In the listing below, locate the lines that hold the string "Nokia". Copy those lines.

======== Dataset extract ========

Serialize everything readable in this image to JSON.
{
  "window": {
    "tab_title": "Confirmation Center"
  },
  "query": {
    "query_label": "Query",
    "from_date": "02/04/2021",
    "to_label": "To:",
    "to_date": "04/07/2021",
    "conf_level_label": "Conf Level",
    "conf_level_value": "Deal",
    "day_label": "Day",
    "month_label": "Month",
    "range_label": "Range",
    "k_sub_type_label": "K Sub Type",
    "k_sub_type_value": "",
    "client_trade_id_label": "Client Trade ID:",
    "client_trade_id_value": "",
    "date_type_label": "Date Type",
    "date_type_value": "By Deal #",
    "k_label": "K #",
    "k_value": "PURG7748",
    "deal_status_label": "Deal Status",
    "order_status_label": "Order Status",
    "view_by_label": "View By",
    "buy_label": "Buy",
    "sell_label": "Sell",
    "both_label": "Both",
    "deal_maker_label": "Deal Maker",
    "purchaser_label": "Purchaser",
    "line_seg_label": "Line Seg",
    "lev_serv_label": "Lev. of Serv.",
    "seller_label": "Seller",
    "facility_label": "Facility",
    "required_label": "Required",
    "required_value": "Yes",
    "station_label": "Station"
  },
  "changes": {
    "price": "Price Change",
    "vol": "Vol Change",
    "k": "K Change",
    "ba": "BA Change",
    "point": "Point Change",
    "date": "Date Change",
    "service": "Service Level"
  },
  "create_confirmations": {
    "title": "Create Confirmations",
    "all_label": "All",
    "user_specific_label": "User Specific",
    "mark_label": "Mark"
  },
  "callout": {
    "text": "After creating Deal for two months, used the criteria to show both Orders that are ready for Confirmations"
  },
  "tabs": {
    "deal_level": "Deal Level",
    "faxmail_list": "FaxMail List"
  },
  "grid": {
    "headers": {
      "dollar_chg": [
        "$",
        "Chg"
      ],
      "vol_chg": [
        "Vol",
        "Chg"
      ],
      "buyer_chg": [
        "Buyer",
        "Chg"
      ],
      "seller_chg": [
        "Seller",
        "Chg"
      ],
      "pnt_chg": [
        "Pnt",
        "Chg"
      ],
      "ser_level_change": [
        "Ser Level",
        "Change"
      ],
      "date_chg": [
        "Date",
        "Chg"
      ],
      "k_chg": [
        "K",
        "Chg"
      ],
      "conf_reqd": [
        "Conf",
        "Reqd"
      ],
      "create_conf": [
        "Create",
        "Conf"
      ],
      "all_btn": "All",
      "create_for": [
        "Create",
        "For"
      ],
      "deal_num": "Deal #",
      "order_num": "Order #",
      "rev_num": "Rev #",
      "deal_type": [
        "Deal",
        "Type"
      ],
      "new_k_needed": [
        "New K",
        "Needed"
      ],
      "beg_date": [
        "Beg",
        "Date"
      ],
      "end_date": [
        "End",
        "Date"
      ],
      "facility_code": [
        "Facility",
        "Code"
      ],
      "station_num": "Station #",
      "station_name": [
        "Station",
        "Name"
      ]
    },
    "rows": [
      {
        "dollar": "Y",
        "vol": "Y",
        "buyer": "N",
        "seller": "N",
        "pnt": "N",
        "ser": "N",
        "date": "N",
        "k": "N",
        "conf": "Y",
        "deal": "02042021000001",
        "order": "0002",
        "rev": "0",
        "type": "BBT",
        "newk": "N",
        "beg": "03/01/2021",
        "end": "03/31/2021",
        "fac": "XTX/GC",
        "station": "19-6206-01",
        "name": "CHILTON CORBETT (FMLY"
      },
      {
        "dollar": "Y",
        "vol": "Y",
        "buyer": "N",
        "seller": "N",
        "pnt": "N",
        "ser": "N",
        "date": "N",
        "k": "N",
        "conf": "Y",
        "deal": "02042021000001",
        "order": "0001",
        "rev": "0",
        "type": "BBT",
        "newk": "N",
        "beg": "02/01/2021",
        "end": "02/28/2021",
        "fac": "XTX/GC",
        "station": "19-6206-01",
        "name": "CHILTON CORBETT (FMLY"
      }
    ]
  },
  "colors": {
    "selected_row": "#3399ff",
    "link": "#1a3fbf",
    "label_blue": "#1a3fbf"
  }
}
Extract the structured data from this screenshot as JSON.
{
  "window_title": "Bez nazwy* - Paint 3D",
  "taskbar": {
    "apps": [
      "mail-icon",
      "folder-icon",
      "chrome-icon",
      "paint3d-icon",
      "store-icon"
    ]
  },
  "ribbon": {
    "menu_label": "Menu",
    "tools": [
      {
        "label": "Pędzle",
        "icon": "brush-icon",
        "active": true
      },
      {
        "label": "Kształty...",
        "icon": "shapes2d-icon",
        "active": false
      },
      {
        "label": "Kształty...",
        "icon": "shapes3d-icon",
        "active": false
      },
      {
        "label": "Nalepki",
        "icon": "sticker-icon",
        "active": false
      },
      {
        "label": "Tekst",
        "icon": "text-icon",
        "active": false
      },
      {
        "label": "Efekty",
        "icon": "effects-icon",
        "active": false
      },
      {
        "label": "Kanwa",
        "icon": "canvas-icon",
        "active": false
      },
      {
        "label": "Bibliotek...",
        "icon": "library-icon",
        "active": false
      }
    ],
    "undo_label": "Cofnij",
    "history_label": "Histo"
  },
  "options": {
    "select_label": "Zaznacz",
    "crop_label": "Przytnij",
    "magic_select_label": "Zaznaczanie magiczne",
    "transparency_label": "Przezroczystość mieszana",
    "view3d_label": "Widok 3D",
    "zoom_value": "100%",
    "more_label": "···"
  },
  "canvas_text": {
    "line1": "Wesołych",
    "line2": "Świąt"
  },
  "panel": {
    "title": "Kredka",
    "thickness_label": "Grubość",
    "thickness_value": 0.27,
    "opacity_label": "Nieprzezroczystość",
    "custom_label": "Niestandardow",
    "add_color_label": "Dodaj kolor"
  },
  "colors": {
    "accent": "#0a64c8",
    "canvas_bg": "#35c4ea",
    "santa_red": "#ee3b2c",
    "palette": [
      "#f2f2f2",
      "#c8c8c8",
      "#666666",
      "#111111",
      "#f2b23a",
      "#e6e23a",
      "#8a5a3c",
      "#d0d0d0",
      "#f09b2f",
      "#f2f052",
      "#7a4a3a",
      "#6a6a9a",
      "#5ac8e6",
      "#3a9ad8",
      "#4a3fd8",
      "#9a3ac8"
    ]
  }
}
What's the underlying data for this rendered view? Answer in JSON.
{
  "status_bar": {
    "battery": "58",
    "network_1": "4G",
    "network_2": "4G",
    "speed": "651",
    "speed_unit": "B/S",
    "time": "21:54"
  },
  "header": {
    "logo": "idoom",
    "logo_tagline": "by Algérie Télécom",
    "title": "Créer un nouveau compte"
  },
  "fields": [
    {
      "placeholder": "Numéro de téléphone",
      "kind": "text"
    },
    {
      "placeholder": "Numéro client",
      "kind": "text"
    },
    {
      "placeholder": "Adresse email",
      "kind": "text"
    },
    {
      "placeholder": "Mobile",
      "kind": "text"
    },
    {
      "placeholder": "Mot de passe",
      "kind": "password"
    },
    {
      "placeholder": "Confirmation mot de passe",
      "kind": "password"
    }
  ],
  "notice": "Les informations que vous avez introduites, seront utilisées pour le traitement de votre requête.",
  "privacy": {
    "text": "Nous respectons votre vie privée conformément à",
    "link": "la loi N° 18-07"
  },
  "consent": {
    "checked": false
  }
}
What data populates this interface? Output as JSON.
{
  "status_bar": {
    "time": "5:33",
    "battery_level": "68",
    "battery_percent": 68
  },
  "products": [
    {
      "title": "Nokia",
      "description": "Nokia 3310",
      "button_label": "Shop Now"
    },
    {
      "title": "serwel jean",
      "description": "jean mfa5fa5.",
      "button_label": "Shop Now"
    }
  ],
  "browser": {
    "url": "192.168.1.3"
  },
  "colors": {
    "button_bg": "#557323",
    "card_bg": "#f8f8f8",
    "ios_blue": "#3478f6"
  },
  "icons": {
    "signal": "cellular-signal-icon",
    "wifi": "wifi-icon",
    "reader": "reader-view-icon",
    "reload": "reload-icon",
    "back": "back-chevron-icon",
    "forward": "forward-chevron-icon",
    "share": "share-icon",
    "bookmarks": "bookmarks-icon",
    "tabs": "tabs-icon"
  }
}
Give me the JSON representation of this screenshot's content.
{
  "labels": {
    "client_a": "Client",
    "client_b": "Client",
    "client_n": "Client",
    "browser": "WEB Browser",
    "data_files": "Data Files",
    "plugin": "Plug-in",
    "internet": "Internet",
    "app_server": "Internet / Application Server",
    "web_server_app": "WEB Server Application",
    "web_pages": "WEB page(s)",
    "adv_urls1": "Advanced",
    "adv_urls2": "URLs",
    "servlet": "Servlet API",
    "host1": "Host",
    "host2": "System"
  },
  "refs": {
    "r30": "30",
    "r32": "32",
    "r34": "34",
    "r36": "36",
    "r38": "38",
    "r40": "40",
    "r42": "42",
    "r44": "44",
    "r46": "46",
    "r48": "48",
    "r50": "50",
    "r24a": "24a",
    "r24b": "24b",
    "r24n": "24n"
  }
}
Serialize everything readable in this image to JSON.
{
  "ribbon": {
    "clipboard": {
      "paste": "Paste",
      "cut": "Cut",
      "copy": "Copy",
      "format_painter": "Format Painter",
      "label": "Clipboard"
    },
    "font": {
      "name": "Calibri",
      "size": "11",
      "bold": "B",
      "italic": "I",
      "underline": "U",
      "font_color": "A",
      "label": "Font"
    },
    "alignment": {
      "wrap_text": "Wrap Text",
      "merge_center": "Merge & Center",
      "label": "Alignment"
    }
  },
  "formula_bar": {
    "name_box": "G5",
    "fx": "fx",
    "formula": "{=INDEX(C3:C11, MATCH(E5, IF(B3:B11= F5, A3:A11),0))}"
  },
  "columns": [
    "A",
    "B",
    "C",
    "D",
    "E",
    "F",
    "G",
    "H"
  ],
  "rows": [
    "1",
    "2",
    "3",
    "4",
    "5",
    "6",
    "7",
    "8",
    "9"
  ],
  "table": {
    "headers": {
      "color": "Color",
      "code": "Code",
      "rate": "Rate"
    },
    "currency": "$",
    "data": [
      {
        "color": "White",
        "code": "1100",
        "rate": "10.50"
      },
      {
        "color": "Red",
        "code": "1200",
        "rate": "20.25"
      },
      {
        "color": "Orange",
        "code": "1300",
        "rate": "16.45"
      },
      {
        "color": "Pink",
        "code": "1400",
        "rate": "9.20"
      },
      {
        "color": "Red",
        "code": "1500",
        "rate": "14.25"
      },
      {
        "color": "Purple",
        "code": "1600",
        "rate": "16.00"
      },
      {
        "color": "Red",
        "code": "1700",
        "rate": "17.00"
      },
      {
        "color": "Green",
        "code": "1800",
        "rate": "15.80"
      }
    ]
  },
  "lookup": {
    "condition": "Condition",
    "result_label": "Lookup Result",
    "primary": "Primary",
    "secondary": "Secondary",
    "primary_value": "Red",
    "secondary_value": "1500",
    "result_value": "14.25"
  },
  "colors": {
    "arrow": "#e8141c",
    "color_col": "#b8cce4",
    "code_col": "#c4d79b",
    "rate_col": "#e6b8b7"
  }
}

========

Correct answer:
      "title": "Nokia",
      "description": "Nokia 3310",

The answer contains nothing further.